# DATA
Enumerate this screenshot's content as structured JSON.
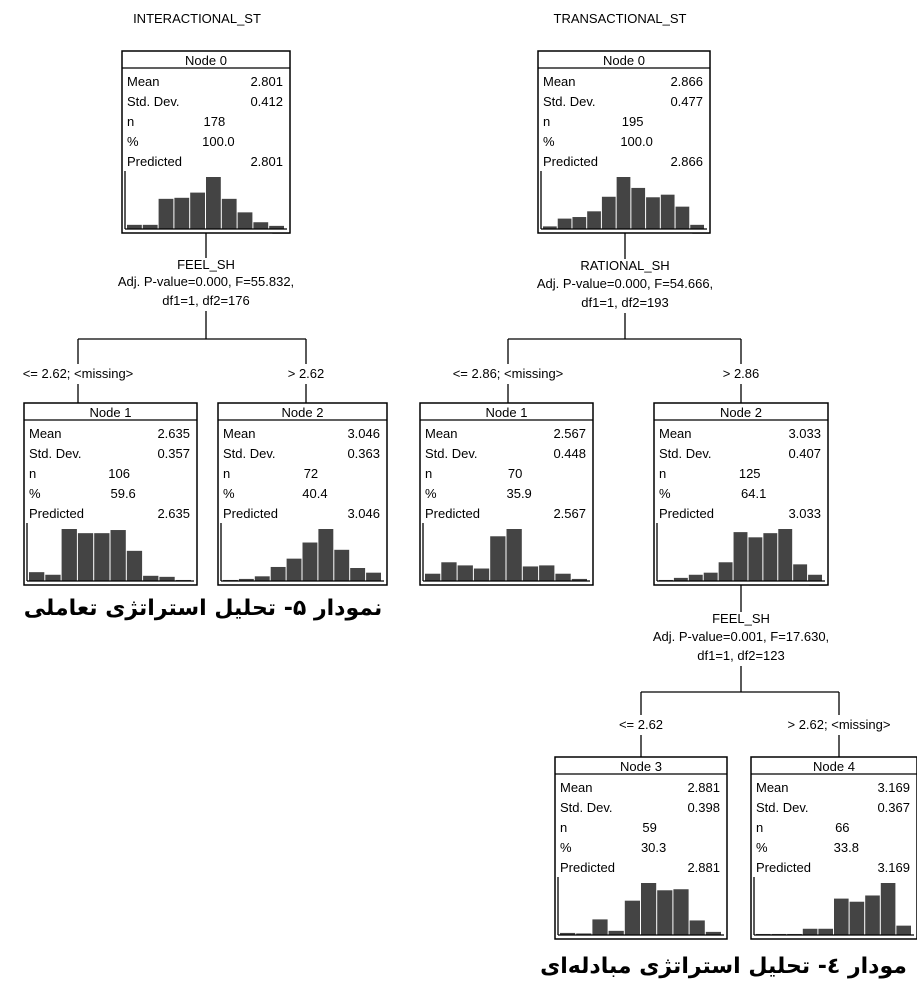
{
  "bar_color": "#444444",
  "trees": [
    {
      "title": "INTERACTIONAL_ST",
      "caption": "نمودار ۵- تحلیل استراتژی تعاملی",
      "nodes": [
        {
          "id": "node-0",
          "label": "Node 0",
          "mean": "2.801",
          "std": "0.412",
          "n": "178",
          "pct": "100.0",
          "predicted": "2.801",
          "hist": [
            0.08,
            0.08,
            0.58,
            0.6,
            0.7,
            1.0,
            0.58,
            0.32,
            0.13,
            0.06
          ]
        },
        {
          "id": "node-1",
          "label": "Node 1",
          "mean": "2.635",
          "std": "0.357",
          "n": "106",
          "pct": "59.6",
          "predicted": "2.635",
          "hist": [
            0.17,
            0.12,
            1.0,
            0.92,
            0.92,
            0.98,
            0.58,
            0.1,
            0.08,
            0.02
          ]
        },
        {
          "id": "node-2",
          "label": "Node 2",
          "mean": "3.046",
          "std": "0.363",
          "n": "72",
          "pct": "40.4",
          "predicted": "3.046",
          "hist": [
            0.02,
            0.04,
            0.09,
            0.27,
            0.43,
            0.74,
            1.0,
            0.6,
            0.25,
            0.16
          ]
        }
      ],
      "splits": [
        {
          "variable": "FEEL_SH",
          "stats": "Adj. P-value=0.000, F=55.832,",
          "df": "df1=1, df2=176",
          "left": "<= 2.62;  <missing>",
          "right": "> 2.62"
        }
      ]
    },
    {
      "title": "TRANSACTIONAL_ST",
      "caption": "مودار ٤- تحلیل استراتژی مبادله‌ای",
      "nodes": [
        {
          "id": "node-0",
          "label": "Node 0",
          "mean": "2.866",
          "std": "0.477",
          "n": "195",
          "pct": "100.0",
          "predicted": "2.866",
          "hist": [
            0.05,
            0.2,
            0.23,
            0.34,
            0.62,
            1.0,
            0.79,
            0.61,
            0.66,
            0.43,
            0.08
          ]
        },
        {
          "id": "node-1",
          "label": "Node 1",
          "mean": "2.567",
          "std": "0.448",
          "n": "70",
          "pct": "35.9",
          "predicted": "2.567",
          "hist": [
            0.14,
            0.36,
            0.3,
            0.24,
            0.86,
            1.0,
            0.28,
            0.3,
            0.14,
            0.04
          ]
        },
        {
          "id": "node-2",
          "label": "Node 2",
          "mean": "3.033",
          "std": "0.407",
          "n": "125",
          "pct": "64.1",
          "predicted": "3.033",
          "hist": [
            0.02,
            0.06,
            0.12,
            0.16,
            0.36,
            0.94,
            0.84,
            0.92,
            1.0,
            0.32,
            0.12
          ]
        },
        {
          "id": "node-3",
          "label": "Node 3",
          "mean": "2.881",
          "std": "0.398",
          "n": "59",
          "pct": "30.3",
          "predicted": "2.881",
          "hist": [
            0.04,
            0.03,
            0.3,
            0.08,
            0.66,
            1.0,
            0.86,
            0.88,
            0.28,
            0.06
          ]
        },
        {
          "id": "node-4",
          "label": "Node 4",
          "mean": "3.169",
          "std": "0.367",
          "n": "66",
          "pct": "33.8",
          "predicted": "3.169",
          "hist": [
            0.02,
            0.02,
            0.02,
            0.12,
            0.12,
            0.7,
            0.64,
            0.76,
            1.0,
            0.18
          ]
        }
      ],
      "splits": [
        {
          "variable": "RATIONAL_SH",
          "stats": "Adj. P-value=0.000, F=54.666,",
          "df": "df1=1, df2=193",
          "left": "<= 2.86;  <missing>",
          "right": "> 2.86"
        },
        {
          "variable": "FEEL_SH",
          "stats": "Adj. P-value=0.001, F=17.630,",
          "df": "df1=1, df2=123",
          "left": "<= 2.62",
          "right": "> 2.62;  <missing>"
        }
      ]
    }
  ],
  "stat_labels": {
    "mean": "Mean",
    "std": "Std. Dev.",
    "n": "n",
    "pct": "%",
    "predicted": "Predicted"
  }
}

# WHAT YOU SHOULD DO
From the listing above, pick out every line containing "left".

# RESULT OF THE EXERCISE
          "left": "<= 2.62;  <missing>",
          "left": "<= 2.86;  <missing>",
          "left": "<= 2.62",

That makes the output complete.